Dataset records:

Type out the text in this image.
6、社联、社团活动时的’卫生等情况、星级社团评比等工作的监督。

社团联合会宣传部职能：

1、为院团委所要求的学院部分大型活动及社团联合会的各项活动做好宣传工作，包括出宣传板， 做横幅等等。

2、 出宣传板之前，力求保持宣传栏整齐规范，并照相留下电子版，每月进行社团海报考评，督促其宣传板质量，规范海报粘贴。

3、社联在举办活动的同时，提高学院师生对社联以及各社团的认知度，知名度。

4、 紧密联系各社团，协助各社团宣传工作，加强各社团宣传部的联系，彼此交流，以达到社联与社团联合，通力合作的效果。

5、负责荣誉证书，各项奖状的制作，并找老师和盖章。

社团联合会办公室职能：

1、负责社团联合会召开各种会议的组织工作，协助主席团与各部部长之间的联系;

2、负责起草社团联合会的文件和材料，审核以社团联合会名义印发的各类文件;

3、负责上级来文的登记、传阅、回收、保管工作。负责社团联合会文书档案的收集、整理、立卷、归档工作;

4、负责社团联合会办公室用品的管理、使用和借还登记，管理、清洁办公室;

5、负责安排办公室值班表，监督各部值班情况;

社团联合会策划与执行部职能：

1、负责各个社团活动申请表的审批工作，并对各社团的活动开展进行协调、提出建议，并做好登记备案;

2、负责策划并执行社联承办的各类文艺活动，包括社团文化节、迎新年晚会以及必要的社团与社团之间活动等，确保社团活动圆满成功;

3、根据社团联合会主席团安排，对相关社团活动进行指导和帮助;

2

Objective |
Give back the data above exactly as it appears.

Answer |
Type out the text in this image.
6、社联、社团活动时的’卫生等情况、星级社团评比等工作的监督。

社团联合会宣传部职能：

1、为院团委所要求的学院部分大型活动及社团联合会的各项活动做好宣传工作，包括出宣传板， 做横幅等等。

2、 出宣传板之前，力求保持宣传栏整齐规范，并照相留下电子版，每月进行社团海报考评，督促其宣传板质量，规范海报粘贴。

3、社联在举办活动的同时，提高学院师生对社联以及各社团的认知度，知名度。

4、 紧密联系各社团，协助各社团宣传工作，加强各社团宣传部的联系，彼此交流，以达到社联与社团联合，通力合作的效果。

5、负责荣誉证书，各项奖状的制作，并找老师和盖章。

社团联合会办公室职能：

1、负责社团联合会召开各种会议的组织工作，协助主席团与各部部长之间的联系;

2、负责起草社团联合会的文件和材料，审核以社团联合会名义印发的各类文件;

3、负责上级来文的登记、传阅、回收、保管工作。负责社团联合会文书档案的收集、整理、立卷、归档工作;

4、负责社团联合会办公室用品的管理、使用和借还登记，管理、清洁办公室;

5、负责安排办公室值班表，监督各部值班情况;

社团联合会策划与执行部职能：

1、负责各个社团活动申请表的审批工作，并对各社团的活动开展进行协调、提出建议，并做好登记备案;

2、负责策划并执行社联承办的各类文艺活动，包括社团文化节、迎新年晚会以及必要的社团与社团之间活动等，确保社团活动圆满成功;

3、根据社团联合会主席团安排，对相关社团活动进行指导和帮助;

2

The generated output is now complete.